== Source material ==
************

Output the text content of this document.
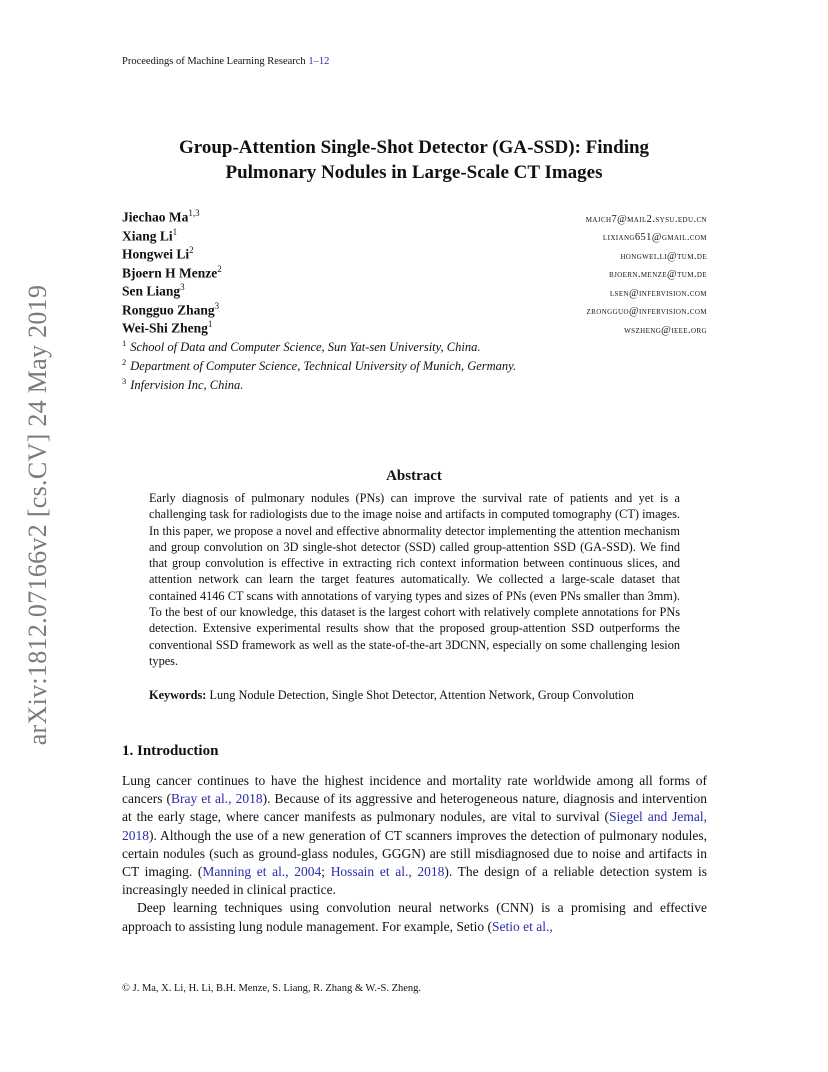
arXiv:1812.07166v2 [cs.CV] 24 May 2019
Proceedings of Machine Learning Research 1–12
Group-Attention Single-Shot Detector (GA-SSD): Finding
Pulmonary Nodules in Large-Scale CT Images
Jiechao Ma$^{1,3}$
majch7@mail2.sysu.edu.cn
Xiang Li$^1$
lixiang651@gmail.com
Hongwei Li$^2$
hongwei.li@tum.de
Bjoern H Menze$^2$
bjoern.menze@tum.de
Sen Liang$^3$
lsen@infervision.com
Rongguo Zhang$^3$
zrongguo@infervision.com
Wei-Shi Zheng$^1$
wszheng@ieee.org
$^1$ School of Data and Computer Science, Sun Yat-sen University, China.
$^2$ Department of Computer Science, Technical University of Munich, Germany.
$^3$ Infervision Inc, China.
Abstract
Early diagnosis of pulmonary nodules (PNs) can improve the survival rate of patients and yet is a challenging task for radiologists due to the image noise and artifacts in computed tomography (CT) images. In this paper, we propose a novel and effective abnormality detector implementing the attention mechanism and group convolution on 3D single-shot detector (SSD) called group-attention SSD (GA-SSD). We find that group convolution is effective in extracting rich context information between continuous slices, and attention network can learn the target features automatically. We collected a large-scale dataset that contained 4146 CT scans with annotations of varying types and sizes of PNs (even PNs smaller than 3mm). To the best of our knowledge, this dataset is the largest cohort with relatively complete annotations for PNs detection. Extensive experimental results show that the proposed group-attention SSD outperforms the conventional SSD framework as well as the state-of-the-art 3DCNN, especially on some challenging lesion types.
Keywords: Lung Nodule Detection, Single Shot Detector, Attention Network, Group Convolution
1. Introduction

Lung cancer continues to have the highest incidence and mortality rate worldwide among all forms of cancers (Bray et al., 2018). Because of its aggressive and heterogeneous nature, diagnosis and intervention at the early stage, where cancer manifests as pulmonary nodules, are vital to survival (Siegel and Jemal, 2018). Although the use of a new generation of CT scanners improves the detection of pulmonary nodules, certain nodules (such as ground-glass nodules, GGGN) are still misdiagnosed due to noise and artifacts in CT imaging. (Manning et al., 2004; Hossain et al., 2018). The design of a reliable detection system is increasingly needed in clinical practice.

Deep learning techniques using convolution neural networks (CNN) is a promising and effective approach to assisting lung nodule management. For example, Setio (Setio et al.,

© J. Ma, X. Li, H. Li, B.H. Menze, S. Liang, R. Zhang & W.-S. Zheng.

************

It would help to have the listing above repeated exactly, with all images removed.

Output the text content of this document.
arXiv:1812.07166v2 [cs.CV] 24 May 2019
Proceedings of Machine Learning Research 1–12
Group-Attention Single-Shot Detector (GA-SSD): Finding
Pulmonary Nodules in Large-Scale CT Images
Jiechao Ma$^{1,3}$
majch7@mail2.sysu.edu.cn
Xiang Li$^1$
lixiang651@gmail.com
Hongwei Li$^2$
hongwei.li@tum.de
Bjoern H Menze$^2$
bjoern.menze@tum.de
Sen Liang$^3$
lsen@infervision.com
Rongguo Zhang$^3$
zrongguo@infervision.com
Wei-Shi Zheng$^1$
wszheng@ieee.org
$^1$ School of Data and Computer Science, Sun Yat-sen University, China.
$^2$ Department of Computer Science, Technical University of Munich, Germany.
$^3$ Infervision Inc, China.
Abstract
Early diagnosis of pulmonary nodules (PNs) can improve the survival rate of patients and yet is a challenging task for radiologists due to the image noise and artifacts in computed tomography (CT) images. In this paper, we propose a novel and effective abnormality detector implementing the attention mechanism and group convolution on 3D single-shot detector (SSD) called group-attention SSD (GA-SSD). We find that group convolution is effective in extracting rich context information between continuous slices, and attention network can learn the target features automatically. We collected a large-scale dataset that contained 4146 CT scans with annotations of varying types and sizes of PNs (even PNs smaller than 3mm). To the best of our knowledge, this dataset is the largest cohort with relatively complete annotations for PNs detection. Extensive experimental results show that the proposed group-attention SSD outperforms the conventional SSD framework as well as the state-of-the-art 3DCNN, especially on some challenging lesion types.
Keywords: Lung Nodule Detection, Single Shot Detector, Attention Network, Group Convolution
1. Introduction

Lung cancer continues to have the highest incidence and mortality rate worldwide among all forms of cancers (Bray et al., 2018). Because of its aggressive and heterogeneous nature, diagnosis and intervention at the early stage, where cancer manifests as pulmonary nodules, are vital to survival (Siegel and Jemal, 2018). Although the use of a new generation of CT scanners improves the detection of pulmonary nodules, certain nodules (such as ground-glass nodules, GGGN) are still misdiagnosed due to noise and artifacts in CT imaging. (Manning et al., 2004; Hossain et al., 2018). The design of a reliable detection system is increasingly needed in clinical practice.

Deep learning techniques using convolution neural networks (CNN) is a promising and effective approach to assisting lung nodule management. For example, Setio (Setio et al.,

© J. Ma, X. Li, H. Li, B.H. Menze, S. Liang, R. Zhang & W.-S. Zheng.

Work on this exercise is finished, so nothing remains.